Look through the material below. Copy each line that contains the string "name".

**Chart and figure data:**
^^^^^^^^^^^^^^^^

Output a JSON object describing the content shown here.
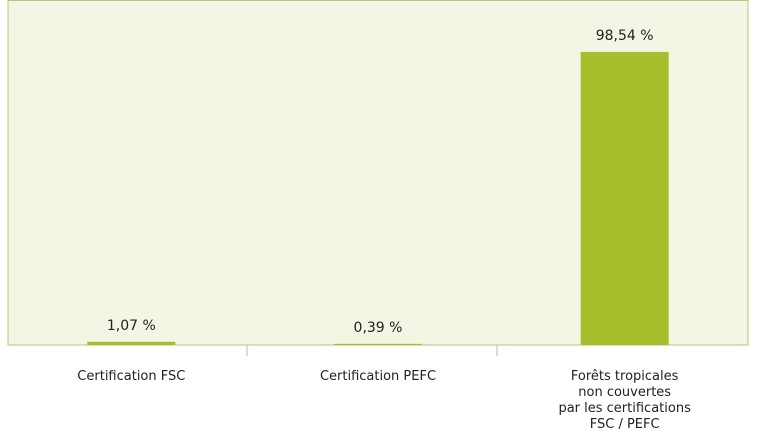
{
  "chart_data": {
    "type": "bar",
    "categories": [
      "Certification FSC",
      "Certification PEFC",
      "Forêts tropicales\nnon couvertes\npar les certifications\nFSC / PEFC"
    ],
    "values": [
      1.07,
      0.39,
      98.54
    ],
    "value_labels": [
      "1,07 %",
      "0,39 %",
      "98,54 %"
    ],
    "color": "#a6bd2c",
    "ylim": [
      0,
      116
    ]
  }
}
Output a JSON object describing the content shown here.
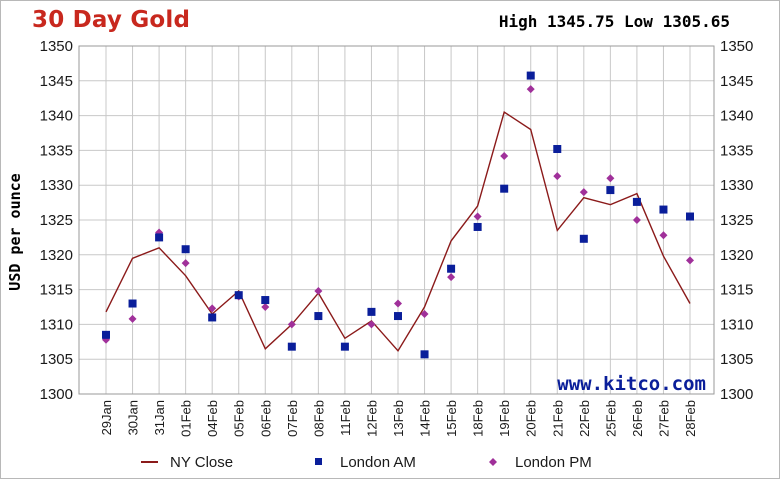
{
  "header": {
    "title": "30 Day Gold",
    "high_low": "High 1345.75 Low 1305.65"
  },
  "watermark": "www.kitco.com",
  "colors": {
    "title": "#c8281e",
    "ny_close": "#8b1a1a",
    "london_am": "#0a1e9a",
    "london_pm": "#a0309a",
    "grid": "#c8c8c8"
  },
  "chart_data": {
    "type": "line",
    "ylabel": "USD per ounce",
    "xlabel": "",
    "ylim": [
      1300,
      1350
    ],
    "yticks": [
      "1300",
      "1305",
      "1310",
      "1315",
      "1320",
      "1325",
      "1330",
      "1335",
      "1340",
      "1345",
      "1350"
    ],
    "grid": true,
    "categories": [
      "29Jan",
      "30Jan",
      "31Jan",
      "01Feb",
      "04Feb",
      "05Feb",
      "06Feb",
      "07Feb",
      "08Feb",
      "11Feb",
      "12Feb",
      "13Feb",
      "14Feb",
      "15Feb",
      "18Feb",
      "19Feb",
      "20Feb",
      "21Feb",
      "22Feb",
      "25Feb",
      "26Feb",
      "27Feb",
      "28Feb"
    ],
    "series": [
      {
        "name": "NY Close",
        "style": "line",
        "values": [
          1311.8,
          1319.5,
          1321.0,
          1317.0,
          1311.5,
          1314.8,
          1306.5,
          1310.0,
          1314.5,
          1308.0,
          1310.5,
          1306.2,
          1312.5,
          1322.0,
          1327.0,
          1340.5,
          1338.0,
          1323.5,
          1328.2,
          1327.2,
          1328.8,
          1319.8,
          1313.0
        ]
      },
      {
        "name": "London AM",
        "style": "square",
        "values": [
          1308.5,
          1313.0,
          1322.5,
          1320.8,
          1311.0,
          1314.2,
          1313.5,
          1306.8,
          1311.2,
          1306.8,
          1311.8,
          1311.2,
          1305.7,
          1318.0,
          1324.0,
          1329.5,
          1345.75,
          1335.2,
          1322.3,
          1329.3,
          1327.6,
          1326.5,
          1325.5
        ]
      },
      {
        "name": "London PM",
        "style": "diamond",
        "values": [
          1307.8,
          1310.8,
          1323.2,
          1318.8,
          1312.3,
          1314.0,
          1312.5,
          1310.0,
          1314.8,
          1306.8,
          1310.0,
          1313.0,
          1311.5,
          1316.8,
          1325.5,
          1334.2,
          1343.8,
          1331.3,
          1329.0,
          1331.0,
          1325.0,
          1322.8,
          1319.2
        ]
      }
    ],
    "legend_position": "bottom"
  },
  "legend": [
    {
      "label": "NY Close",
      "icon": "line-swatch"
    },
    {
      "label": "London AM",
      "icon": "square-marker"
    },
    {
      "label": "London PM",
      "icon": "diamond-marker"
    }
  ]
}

^^^^^^^^^^^^^^^^

**Exercise answer:**
        "name": "NY Close",
        "name": "London AM",
        "name": "London PM",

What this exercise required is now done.